REQUIRED WORK:
Look through the material and copy each line holding "ویلات".

[Dataset items]
□ □ □ □ □ □ □

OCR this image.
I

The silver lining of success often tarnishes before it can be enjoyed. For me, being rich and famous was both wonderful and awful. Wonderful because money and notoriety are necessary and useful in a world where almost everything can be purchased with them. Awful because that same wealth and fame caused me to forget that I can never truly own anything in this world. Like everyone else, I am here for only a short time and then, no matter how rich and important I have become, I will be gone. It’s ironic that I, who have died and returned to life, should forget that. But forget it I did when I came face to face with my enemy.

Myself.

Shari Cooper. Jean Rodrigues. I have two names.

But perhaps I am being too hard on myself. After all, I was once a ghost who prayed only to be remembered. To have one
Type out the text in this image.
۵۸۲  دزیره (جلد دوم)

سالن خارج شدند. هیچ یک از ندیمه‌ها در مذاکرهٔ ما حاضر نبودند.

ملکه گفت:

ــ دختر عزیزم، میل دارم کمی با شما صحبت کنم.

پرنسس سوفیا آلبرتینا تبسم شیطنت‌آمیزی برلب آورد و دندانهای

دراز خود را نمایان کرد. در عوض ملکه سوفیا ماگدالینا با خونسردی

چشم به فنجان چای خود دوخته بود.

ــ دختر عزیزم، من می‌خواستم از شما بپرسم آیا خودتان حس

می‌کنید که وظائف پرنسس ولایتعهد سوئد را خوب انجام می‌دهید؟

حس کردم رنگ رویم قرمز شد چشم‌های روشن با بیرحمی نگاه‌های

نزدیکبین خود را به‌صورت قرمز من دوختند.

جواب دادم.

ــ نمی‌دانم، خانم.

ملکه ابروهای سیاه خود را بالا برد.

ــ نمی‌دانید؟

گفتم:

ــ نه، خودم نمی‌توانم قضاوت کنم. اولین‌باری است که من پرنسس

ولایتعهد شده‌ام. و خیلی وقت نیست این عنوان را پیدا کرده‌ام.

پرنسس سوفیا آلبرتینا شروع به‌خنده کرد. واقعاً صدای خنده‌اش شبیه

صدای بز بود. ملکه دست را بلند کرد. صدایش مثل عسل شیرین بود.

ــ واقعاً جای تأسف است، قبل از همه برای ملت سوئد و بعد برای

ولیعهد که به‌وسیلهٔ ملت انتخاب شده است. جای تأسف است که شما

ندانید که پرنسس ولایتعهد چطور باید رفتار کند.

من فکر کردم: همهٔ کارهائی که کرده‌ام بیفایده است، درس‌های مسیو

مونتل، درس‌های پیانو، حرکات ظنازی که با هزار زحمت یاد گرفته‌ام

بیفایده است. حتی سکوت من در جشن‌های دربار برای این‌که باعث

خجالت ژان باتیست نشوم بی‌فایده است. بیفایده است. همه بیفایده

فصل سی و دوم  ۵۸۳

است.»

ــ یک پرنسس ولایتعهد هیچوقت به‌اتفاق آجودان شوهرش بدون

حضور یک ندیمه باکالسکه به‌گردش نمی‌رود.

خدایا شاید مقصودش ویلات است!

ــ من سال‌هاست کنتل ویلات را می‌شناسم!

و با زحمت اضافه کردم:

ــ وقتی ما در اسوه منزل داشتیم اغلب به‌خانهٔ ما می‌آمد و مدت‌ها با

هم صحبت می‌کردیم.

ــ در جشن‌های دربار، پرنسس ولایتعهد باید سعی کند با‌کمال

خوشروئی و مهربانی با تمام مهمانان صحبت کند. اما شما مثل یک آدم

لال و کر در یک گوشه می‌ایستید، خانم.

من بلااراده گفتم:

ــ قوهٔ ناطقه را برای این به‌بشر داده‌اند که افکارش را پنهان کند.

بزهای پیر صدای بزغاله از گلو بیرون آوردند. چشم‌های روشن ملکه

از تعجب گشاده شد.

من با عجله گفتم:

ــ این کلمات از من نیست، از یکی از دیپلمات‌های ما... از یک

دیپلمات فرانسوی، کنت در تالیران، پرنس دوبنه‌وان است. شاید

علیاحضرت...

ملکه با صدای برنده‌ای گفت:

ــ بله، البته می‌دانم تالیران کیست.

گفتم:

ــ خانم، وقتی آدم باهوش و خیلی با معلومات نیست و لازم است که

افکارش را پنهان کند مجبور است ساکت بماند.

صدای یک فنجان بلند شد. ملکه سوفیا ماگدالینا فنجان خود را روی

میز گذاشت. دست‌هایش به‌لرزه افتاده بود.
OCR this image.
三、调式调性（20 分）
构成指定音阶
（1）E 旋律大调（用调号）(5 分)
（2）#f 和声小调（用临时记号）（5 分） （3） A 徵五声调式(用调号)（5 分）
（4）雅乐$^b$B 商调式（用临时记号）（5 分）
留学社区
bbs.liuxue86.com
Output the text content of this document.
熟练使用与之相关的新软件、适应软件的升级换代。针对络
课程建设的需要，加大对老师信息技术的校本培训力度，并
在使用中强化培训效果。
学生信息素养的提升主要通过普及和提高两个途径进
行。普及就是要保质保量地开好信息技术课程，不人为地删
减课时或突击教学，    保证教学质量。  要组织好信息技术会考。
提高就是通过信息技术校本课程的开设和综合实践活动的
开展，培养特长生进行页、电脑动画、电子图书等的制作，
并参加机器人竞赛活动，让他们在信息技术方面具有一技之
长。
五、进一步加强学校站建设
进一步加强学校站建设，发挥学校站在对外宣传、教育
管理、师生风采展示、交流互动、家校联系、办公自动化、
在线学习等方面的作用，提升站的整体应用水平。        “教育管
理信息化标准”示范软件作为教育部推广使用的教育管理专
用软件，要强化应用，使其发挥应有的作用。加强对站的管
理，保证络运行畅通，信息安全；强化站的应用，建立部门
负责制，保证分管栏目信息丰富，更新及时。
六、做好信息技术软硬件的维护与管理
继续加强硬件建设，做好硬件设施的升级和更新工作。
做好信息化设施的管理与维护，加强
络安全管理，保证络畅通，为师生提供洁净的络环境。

□ □ □ □ □ □ □

THE OUTPUT:
خدایا شاید مقصودش ویلات است!
ــ من سال‌هاست کنتل ویلات را می‌شناسم!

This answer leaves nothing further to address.